THE PROBLEM
Every line below that holds the string "Takes" should be copied out.
▬▬▬▬▬▬
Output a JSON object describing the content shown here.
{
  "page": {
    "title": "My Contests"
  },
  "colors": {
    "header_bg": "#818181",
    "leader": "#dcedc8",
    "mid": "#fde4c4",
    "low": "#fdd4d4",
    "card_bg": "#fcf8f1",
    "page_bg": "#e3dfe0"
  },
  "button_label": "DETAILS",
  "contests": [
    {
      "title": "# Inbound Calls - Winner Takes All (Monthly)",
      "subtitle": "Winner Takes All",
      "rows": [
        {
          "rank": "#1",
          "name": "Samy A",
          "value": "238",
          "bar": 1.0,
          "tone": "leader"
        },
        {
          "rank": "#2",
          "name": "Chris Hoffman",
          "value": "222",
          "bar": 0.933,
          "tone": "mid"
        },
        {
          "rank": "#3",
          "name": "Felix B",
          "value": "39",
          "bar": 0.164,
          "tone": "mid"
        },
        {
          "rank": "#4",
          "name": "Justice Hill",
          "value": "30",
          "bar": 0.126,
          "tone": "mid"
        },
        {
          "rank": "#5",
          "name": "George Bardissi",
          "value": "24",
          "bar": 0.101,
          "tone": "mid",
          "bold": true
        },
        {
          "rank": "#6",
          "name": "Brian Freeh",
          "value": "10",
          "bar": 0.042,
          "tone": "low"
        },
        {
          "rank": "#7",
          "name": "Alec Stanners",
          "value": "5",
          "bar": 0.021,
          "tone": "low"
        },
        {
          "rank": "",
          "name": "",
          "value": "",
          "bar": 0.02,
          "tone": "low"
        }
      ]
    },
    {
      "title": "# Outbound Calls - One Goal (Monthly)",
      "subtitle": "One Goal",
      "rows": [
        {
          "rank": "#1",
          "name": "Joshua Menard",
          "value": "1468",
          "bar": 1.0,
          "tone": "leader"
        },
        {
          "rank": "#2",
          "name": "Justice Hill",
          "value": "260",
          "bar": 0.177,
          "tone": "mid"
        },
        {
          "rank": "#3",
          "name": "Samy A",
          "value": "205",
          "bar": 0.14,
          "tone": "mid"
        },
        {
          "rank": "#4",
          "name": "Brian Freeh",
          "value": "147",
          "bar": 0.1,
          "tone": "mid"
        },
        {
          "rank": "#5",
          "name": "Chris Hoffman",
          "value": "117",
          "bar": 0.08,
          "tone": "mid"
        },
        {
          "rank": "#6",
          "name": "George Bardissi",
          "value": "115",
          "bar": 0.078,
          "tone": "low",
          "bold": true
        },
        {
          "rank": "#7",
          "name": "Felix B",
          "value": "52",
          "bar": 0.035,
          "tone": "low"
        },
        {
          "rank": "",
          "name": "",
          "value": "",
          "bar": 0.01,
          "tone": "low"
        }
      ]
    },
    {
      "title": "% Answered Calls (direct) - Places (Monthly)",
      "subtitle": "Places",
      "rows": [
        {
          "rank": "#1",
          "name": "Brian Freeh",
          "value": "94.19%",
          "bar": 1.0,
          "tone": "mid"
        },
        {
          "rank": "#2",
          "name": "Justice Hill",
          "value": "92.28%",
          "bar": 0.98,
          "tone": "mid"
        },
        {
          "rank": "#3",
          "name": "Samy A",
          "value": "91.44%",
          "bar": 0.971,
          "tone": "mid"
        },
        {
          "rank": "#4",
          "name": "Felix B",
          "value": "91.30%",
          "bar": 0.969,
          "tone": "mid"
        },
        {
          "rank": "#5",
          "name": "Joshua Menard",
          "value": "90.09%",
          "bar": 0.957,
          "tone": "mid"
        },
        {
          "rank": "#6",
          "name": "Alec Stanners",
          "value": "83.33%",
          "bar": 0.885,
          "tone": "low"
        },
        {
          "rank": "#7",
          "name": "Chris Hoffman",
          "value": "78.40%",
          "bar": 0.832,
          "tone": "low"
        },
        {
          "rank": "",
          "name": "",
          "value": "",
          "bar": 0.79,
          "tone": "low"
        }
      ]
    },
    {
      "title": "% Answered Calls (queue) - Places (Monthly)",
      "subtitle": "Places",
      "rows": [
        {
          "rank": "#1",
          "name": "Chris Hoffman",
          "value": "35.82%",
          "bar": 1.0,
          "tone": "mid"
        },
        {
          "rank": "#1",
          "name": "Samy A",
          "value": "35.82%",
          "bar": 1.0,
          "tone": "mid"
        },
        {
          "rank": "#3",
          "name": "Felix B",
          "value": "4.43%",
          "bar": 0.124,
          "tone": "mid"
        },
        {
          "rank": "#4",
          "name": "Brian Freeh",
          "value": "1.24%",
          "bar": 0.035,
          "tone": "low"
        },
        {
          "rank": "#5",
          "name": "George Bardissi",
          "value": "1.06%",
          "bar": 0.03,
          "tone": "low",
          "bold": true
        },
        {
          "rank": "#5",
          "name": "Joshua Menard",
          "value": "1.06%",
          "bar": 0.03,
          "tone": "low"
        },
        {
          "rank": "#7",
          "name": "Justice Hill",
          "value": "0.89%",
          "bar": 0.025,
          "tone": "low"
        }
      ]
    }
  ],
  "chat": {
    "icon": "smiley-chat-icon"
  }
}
▬▬▬▬▬▬
WRITTEN SOLUTION
      "title": "# Inbound Calls - Winner Takes All (Monthly)",
      "subtitle": "Winner Takes All",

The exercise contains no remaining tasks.